Stated goal:
Set out each line from the following listing that includes the word "luminaire".

Supplied data:
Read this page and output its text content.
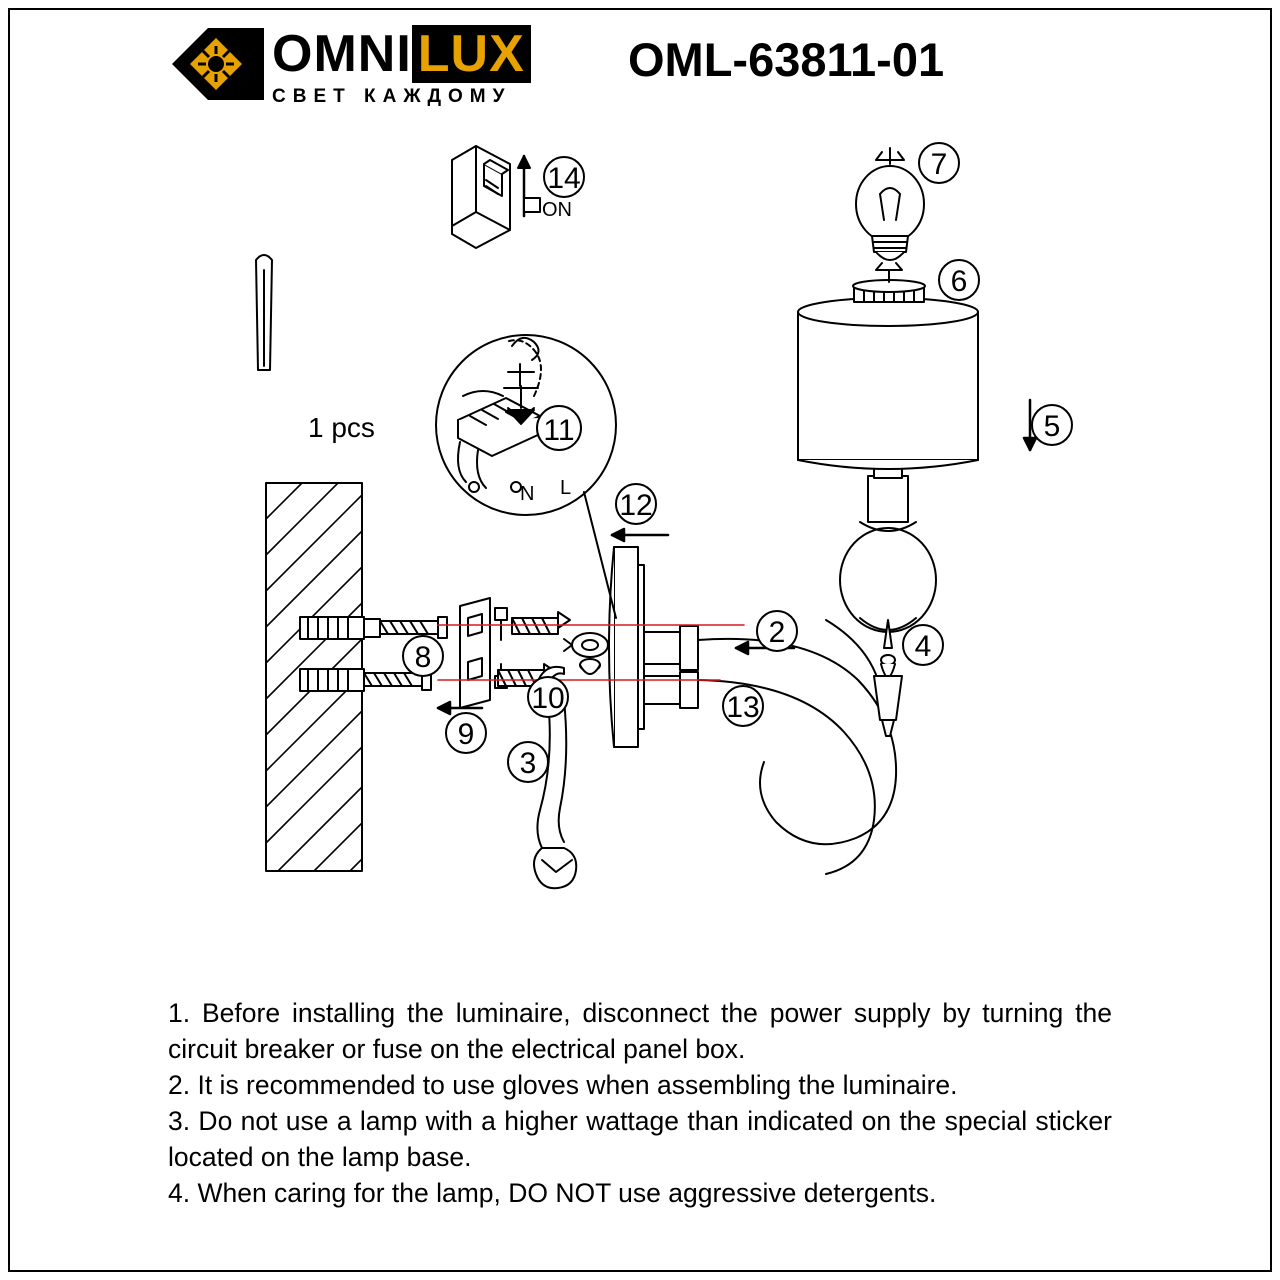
OMNI LUX
СВЕТ КАЖДОМУ
OML-63811-01
2
3
4
5
6
7
8
9
10
11
12
13
14
ON
N L
1 pcs

1. Before installing the luminaire, disconnect the power supply by turning the circuit breaker or fuse on the electrical panel box.

2. It is recommended to use gloves when assembling the luminaire.

3. Do not use a lamp with a higher wattage than indicated on the special sticker located on the lamp base.

4. When caring for the lamp, DO NOT use aggressive detergents.
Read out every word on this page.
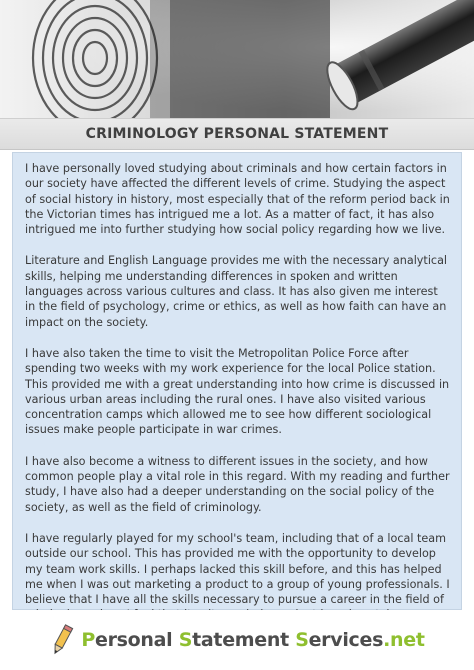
CRIMINOLOGY PERSONAL STATEMENT

I have personally loved studying about criminals and how certain factors in our society have affected the different levels of crime. Studying the aspect of social history in history, most especially that of the reform period back in the Victorian times has intrigued me a lot. As a matter of fact, it has also intrigued me into further studying how social policy regarding how we live.

Literature and English Language provides me with the necessary analytical skills, helping me understanding differences in spoken and written languages across various cultures and class. It has also given me interest in the field of psychology, crime or ethics, as well as how faith can have an impact on the society.

I have also taken the time to visit the Metropolitan Police Force after spending two weeks with my work experience for the local Police station. This provided me with a great understanding into how crime is discussed in various urban areas including the rural ones. I have also visited various concentration camps which allowed me to see how different sociological issues make people participate in war crimes.

I have also become a witness to different issues in the society, and how common people play a vital role in this regard. With my reading and further study, I have also had a deeper understanding on the social policy of the society, as well as the field of criminology.

I have regularly played for my school's team, including that of a local team outside our school. This has provided me with the opportunity to develop my team work skills. I perhaps lacked this skill before, and this has helped me when I was out marketing a product to a group of young professionals. I believe that I have all the skills necessary to pursue a career in the field of

Personal Statement Services.net
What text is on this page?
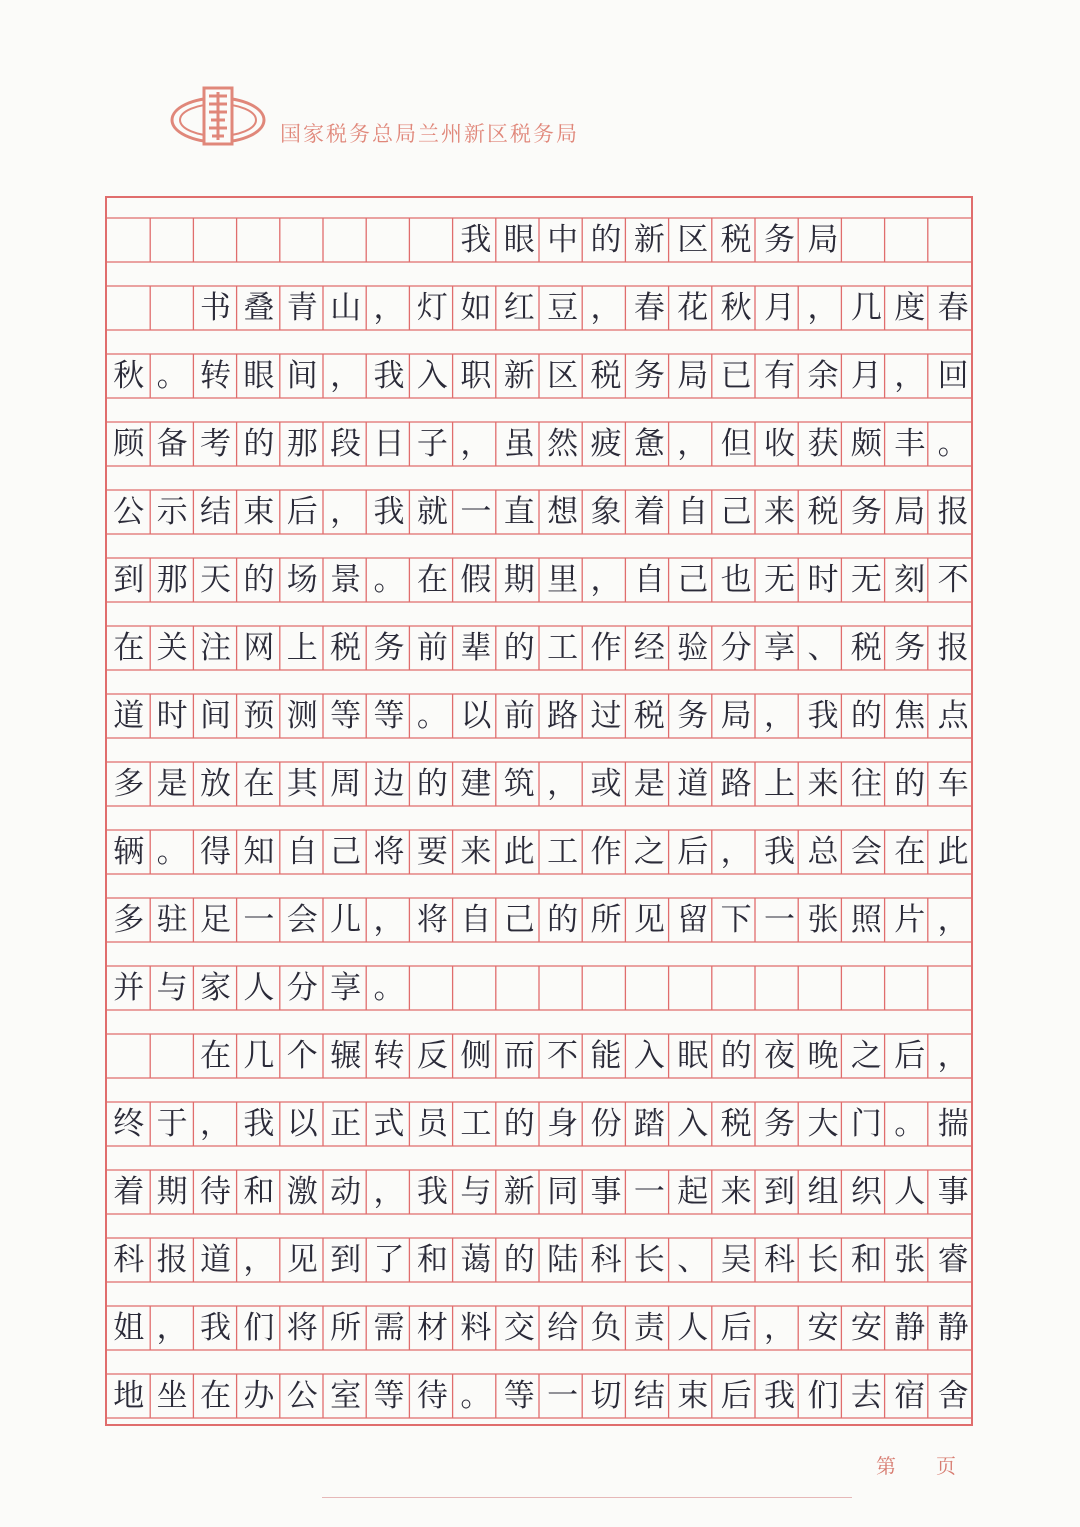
国家税务总局兰州新区税务局
我 眼 中 的 新 区 税 务 局
书 叠 青 山 ， 灯 如 红 豆 ， 春 花 秋 月 ， 几 度 春
秋 。 转 眼 间 ， 我 入 职 新 区 税 务 局 已 有 余 月 ， 回
顾 备 考 的 那 段 日 子 ， 虽 然 疲 惫 ， 但 收 获 颇 丰 。
公 示 结 束 后 ， 我 就 一 直 想 象 着 自 己 来 税 务 局 报
到 那 天 的 场 景 。 在 假 期 里 ， 自 己 也 无 时 无 刻 不
在 关 注 网 上 税 务 前 辈 的 工 作 经 验 分 享 、 税 务 报
道 时 间 预 测 等 等 。 以 前 路 过 税 务 局 ， 我 的 焦 点
多 是 放 在 其 周 边 的 建 筑 ， 或 是 道 路 上 来 往 的 车
辆 。 得 知 自 己 将 要 来 此 工 作 之 后 ， 我 总 会 在 此
多 驻 足 一 会 儿 ， 将 自 己 的 所 见 留 下 一 张 照 片 ，
并 与 家 人 分 享 。
在 几 个 辗 转 反 侧 而 不 能 入 眠 的 夜 晚 之 后 ，
终 于 ， 我 以 正 式 员 工 的 身 份 踏 入 税 务 大 门 。 揣
着 期 待 和 激 动 ， 我 与 新 同 事 一 起 来 到 组 织 人 事
科 报 道 ， 见 到 了 和 蔼 的 陆 科 长 、 吴 科 长 和 张 睿
姐 ， 我 们 将 所 需 材 料 交 给 负 责 人 后 ， 安 安 静 静
地 坐 在 办 公 室 等 待 。 等 一 切 结 束 后 我 们 去 宿 舍
第　　页
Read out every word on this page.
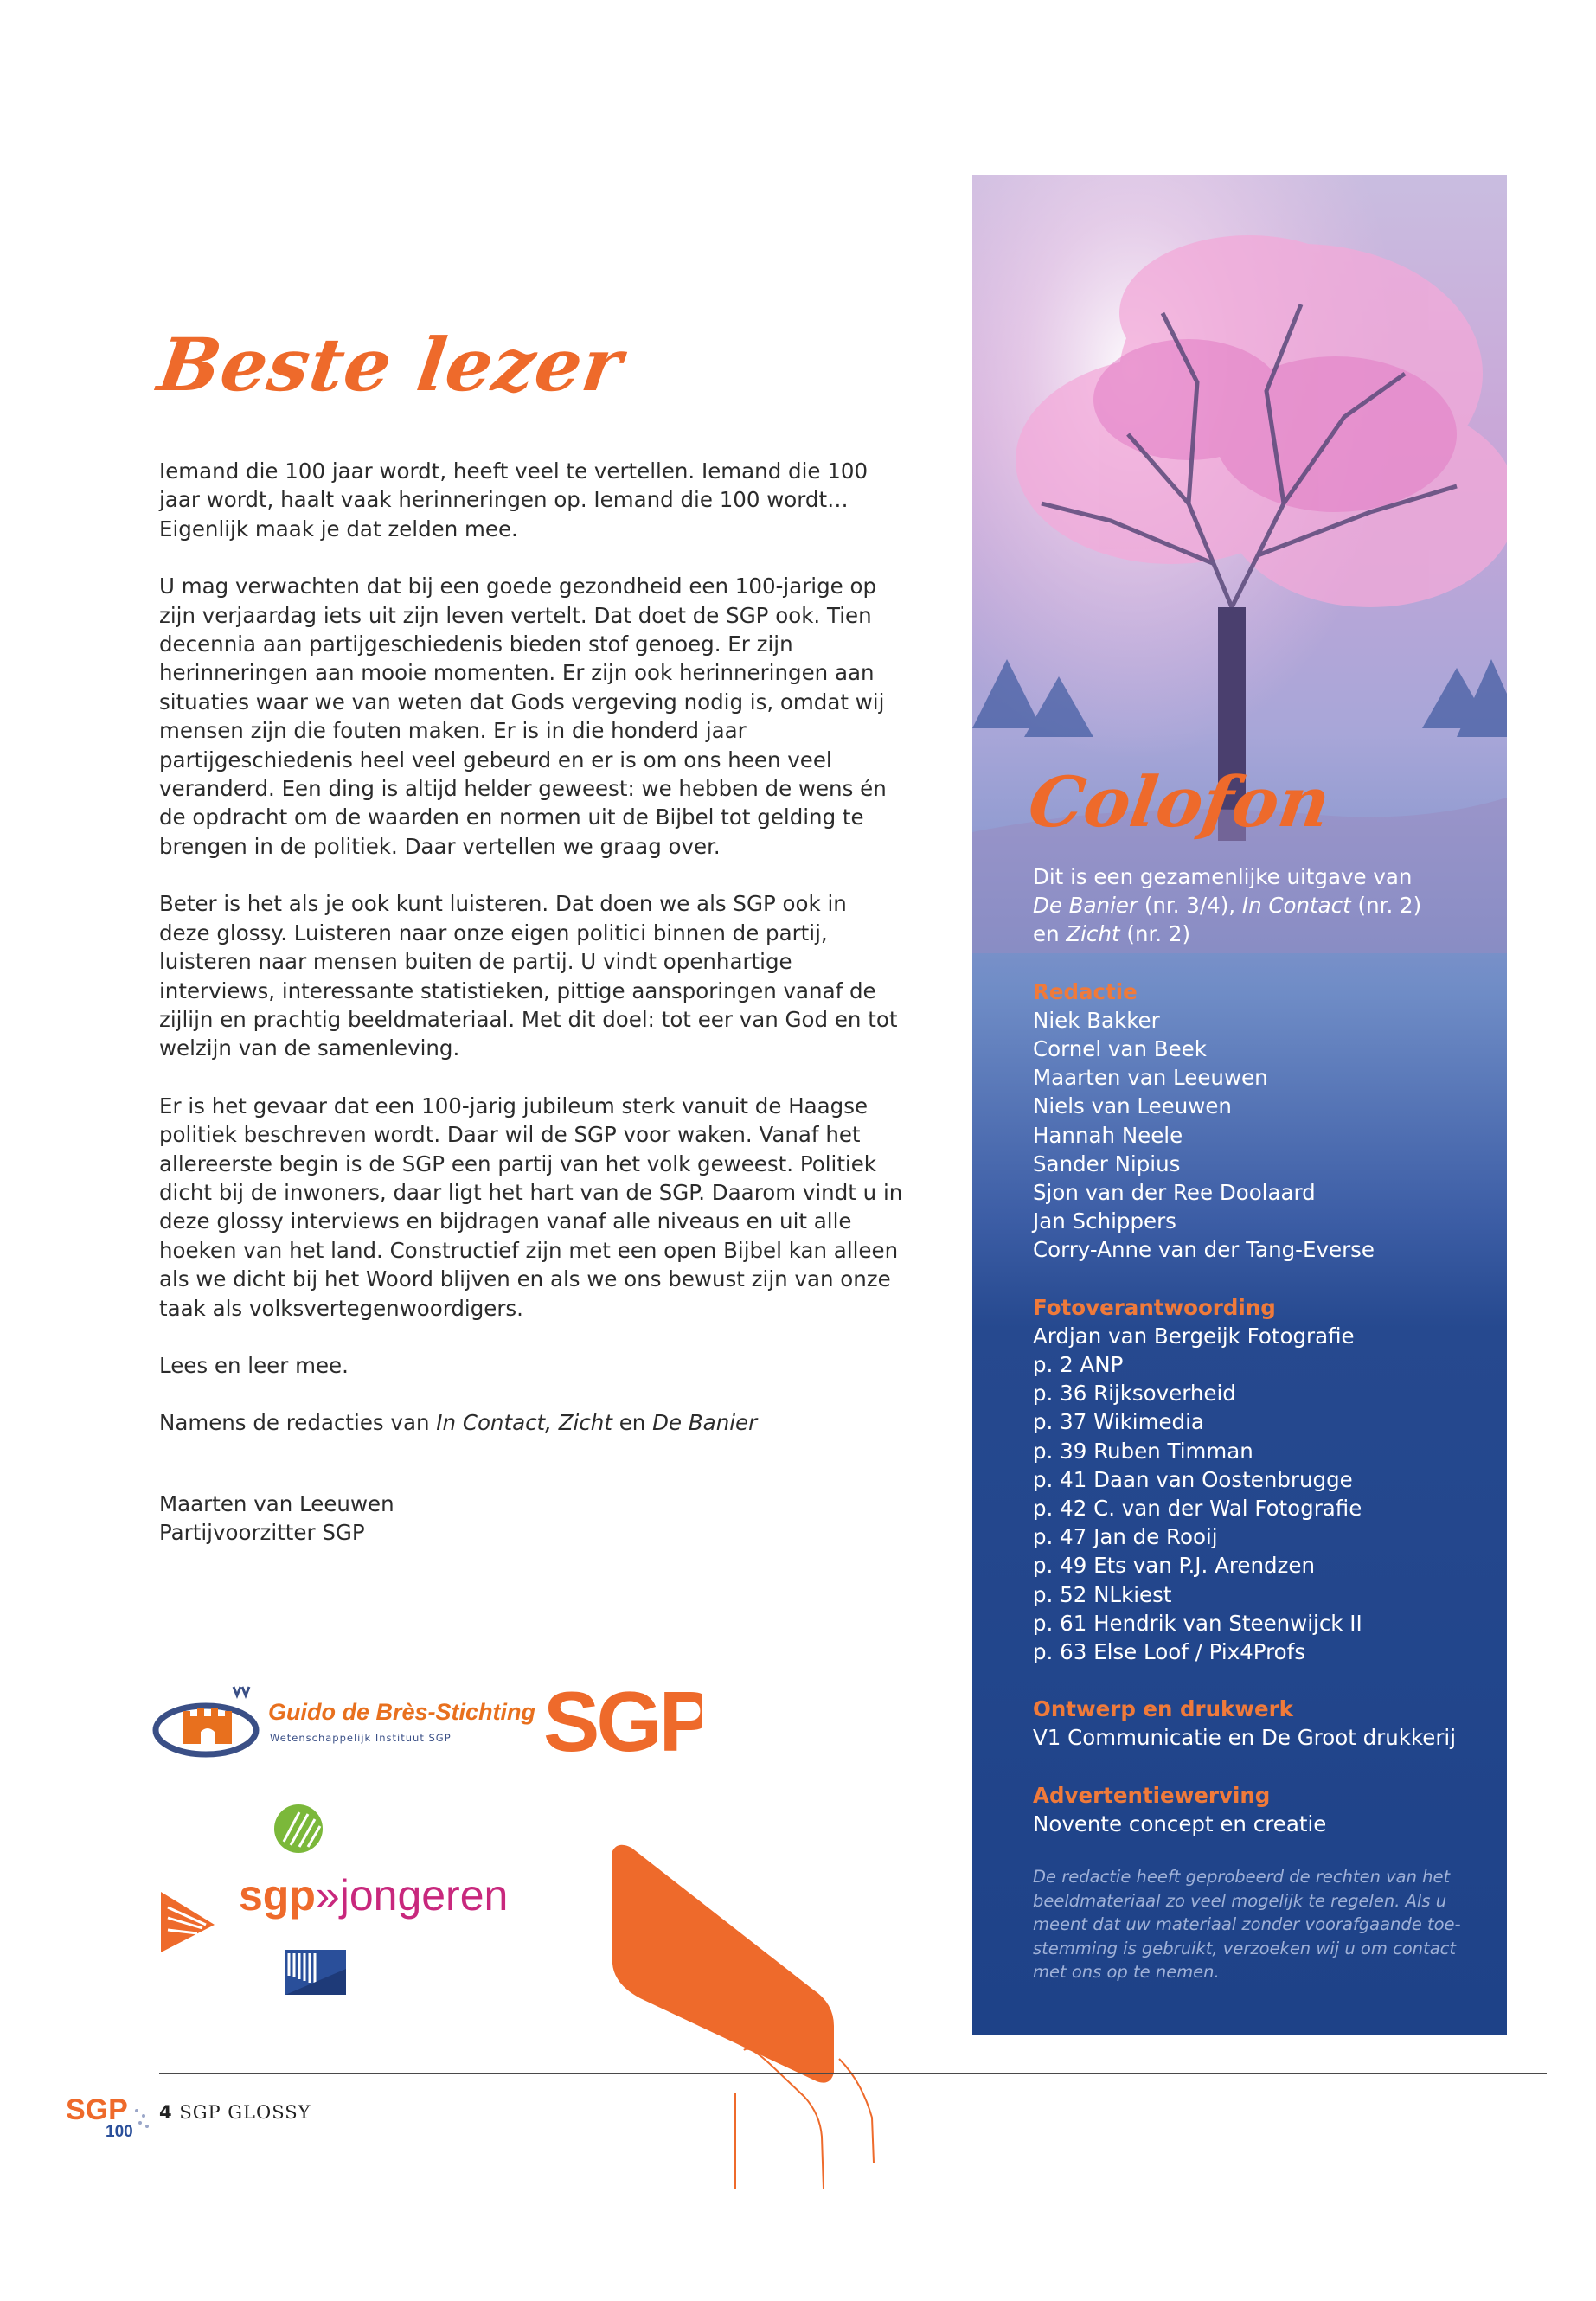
Beste lezer

Iemand die 100 jaar wordt, heeft veel te vertellen. Iemand die 100 jaar wordt, haalt vaak herinneringen op. Iemand die 100 wordt… Eigenlijk maak je dat zelden mee.

U mag verwachten dat bij een goede gezondheid een 100-jarige op zijn verjaardag iets uit zijn leven vertelt. Dat doet de SGP ook. Tien decennia aan partijgeschiedenis bieden stof genoeg. Er zijn herinneringen aan mooie momenten. Er zijn ook herinneringen aan situaties waar we van weten dat Gods vergeving nodig is, omdat wij mensen zijn die fouten maken. Er is in die honderd jaar partijgeschiedenis heel veel gebeurd en er is om ons heen veel veranderd. Een ding is altijd helder geweest: we hebben de wens én de opdracht om de waarden en normen uit de Bijbel tot gelding te brengen in de politiek. Daar vertellen we graag over.

Beter is het als je ook kunt luisteren. Dat doen we als SGP ook in deze glossy. Luisteren naar onze eigen politici binnen de partij, luisteren naar mensen buiten de partij. U vindt openhartige interviews, interessante statistieken, pittige aansporingen vanaf de zijlijn en prachtig beeldmateriaal. Met dit doel: tot eer van God en tot welzijn van de samenleving.

Er is het gevaar dat een 100-jarig jubileum sterk vanuit de Haagse politiek beschreven wordt. Daar wil de SGP voor waken. Vanaf het allereerste begin is de SGP een partij van het volk geweest. Politiek dicht bij de inwoners, daar ligt het hart van de SGP. Daarom vindt u in deze glossy interviews en bijdragen vanaf alle niveaus en uit alle hoeken van het land. Constructief zijn met een open Bijbel kan alleen als we dicht bij het Woord blijven en als we ons bewust zijn van onze taak als volksvertegenwoordigers.

Lees en leer mee.

Namens de redacties van In Contact, Zicht en De Banier

Maarten van Leeuwen
Partijvoorzitter SGP
Guido de Brès-Stichting
Wetenschappelijk Instituut SGP SGP
sgp»jongeren
SGP
100
4 SGP GLOSSY
Colofon

Dit is een gezamenlijke uitgave van

De Banier (nr. 3/4), In Contact (nr. 2)

en Zicht (nr. 2)

Redactie

Niek Bakker

Cornel van Beek

Maarten van Leeuwen

Niels van Leeuwen

Hannah Neele

Sander Nipius

Sjon van der Ree Doolaard

Jan Schippers

Corry-Anne van der Tang-Everse

Fotoverantwoording

Ardjan van Bergeijk Fotografie

p. 2 ANP

p. 36 Rijksoverheid

p. 37 Wikimedia

p. 39 Ruben Timman

p. 41 Daan van Oostenbrugge

p. 42 C. van der Wal Fotografie

p. 47 Jan de Rooij

p. 49 Ets van P.J. Arendzen

p. 52 NLkiest

p. 61 Hendrik van Steenwijck II

p. 63 Else Loof / Pix4Profs

Ontwerp en drukwerk

V1 Communicatie en De Groot drukkerij

Advertentiewerving

Novente concept en creatie

De redactie heeft geprobeerd de rechten van het beeldmateriaal zo veel mogelijk te regelen. Als u meent dat uw materiaal zonder voorafgaande toe-stemming is gebruikt, verzoeken wij u om contact met ons op te nemen.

Task answer:
1. Before installing the luminaire, disconnect the power supply by turning the circuit breaker or fuse on the electrical panel box.
2. It is recommended to use gloves when assembling the luminaire.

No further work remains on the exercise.